#### What is expected:
Pictures stay out of the copy; restate everything else in the material exactly.

Data excerpts:
*****
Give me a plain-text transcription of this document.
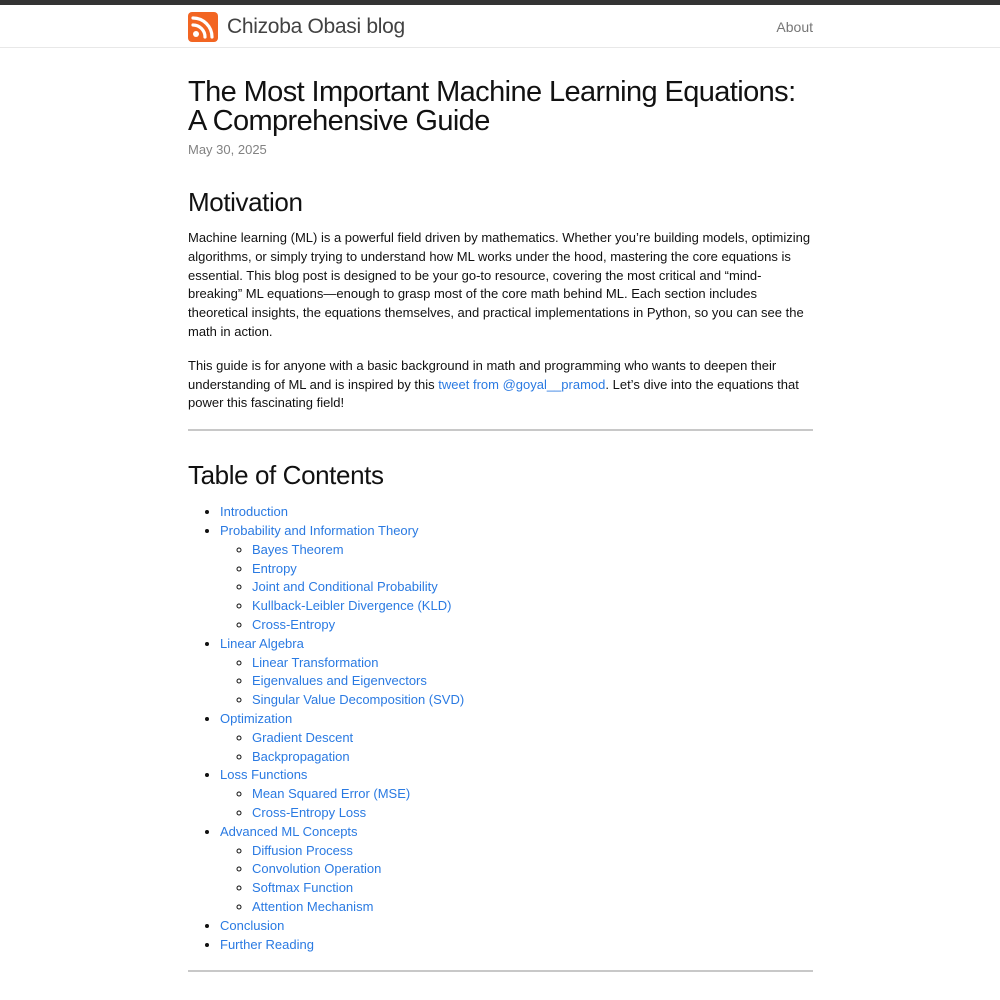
Chizoba Obasi blog	About
The Most Important Machine Learning Equations: A Comprehensive Guide
May 30, 2025
Motivation

Machine learning (ML) is a powerful field driven by mathematics. Whether you’re building models, optimizing algorithms, or simply trying to understand how ML works under the hood, mastering the core equations is essential. This blog post is designed to be your go-to resource, covering the most critical and “mind-breaking” ML equations—enough to grasp most of the core math behind ML. Each section includes theoretical insights, the equations themselves, and practical implementations in Python, so you can see the math in action.

This guide is for anyone with a basic background in math and programming who wants to deepen their understanding of ML and is inspired by this tweet from @goyal__pramod. Let’s dive into the equations that power this fascinating field!

Table of Contents
• Introduction
• Probability and Information Theory
◦ Bayes Theorem
◦ Entropy
◦ Joint and Conditional Probability
◦ Kullback-Leibler Divergence (KLD)
◦ Cross-Entropy
• Linear Algebra
◦ Linear Transformation
◦ Eigenvalues and Eigenvectors
◦ Singular Value Decomposition (SVD)
• Optimization
◦ Gradient Descent
◦ Backpropagation
• Loss Functions
◦ Mean Squared Error (MSE)
◦ Cross-Entropy Loss
• Advanced ML Concepts
◦ Diffusion Process
◦ Convolution Operation
◦ Softmax Function
◦ Attention Mechanism
• Conclusion
• Further Reading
*****
#### Answer to the task:
Give me a plain-text transcription of this document.
Chizoba Obasi blog	About
The Most Important Machine Learning Equations: A Comprehensive Guide
May 30, 2025
Motivation

Machine learning (ML) is a powerful field driven by mathematics. Whether you’re building models, optimizing algorithms, or simply trying to understand how ML works under the hood, mastering the core equations is essential. This blog post is designed to be your go-to resource, covering the most critical and “mind-breaking” ML equations—enough to grasp most of the core math behind ML. Each section includes theoretical insights, the equations themselves, and practical implementations in Python, so you can see the math in action.

This guide is for anyone with a basic background in math and programming who wants to deepen their understanding of ML and is inspired by this tweet from @goyal__pramod. Let’s dive into the equations that power this fascinating field!

Table of Contents
• Introduction
• Probability and Information Theory
◦ Bayes Theorem
◦ Entropy
◦ Joint and Conditional Probability
◦ Kullback-Leibler Divergence (KLD)
◦ Cross-Entropy
• Linear Algebra
◦ Linear Transformation
◦ Eigenvalues and Eigenvectors
◦ Singular Value Decomposition (SVD)
• Optimization
◦ Gradient Descent
◦ Backpropagation
• Loss Functions
◦ Mean Squared Error (MSE)
◦ Cross-Entropy Loss
• Advanced ML Concepts
◦ Diffusion Process
◦ Convolution Operation
◦ Softmax Function
◦ Attention Mechanism
• Conclusion
• Further Reading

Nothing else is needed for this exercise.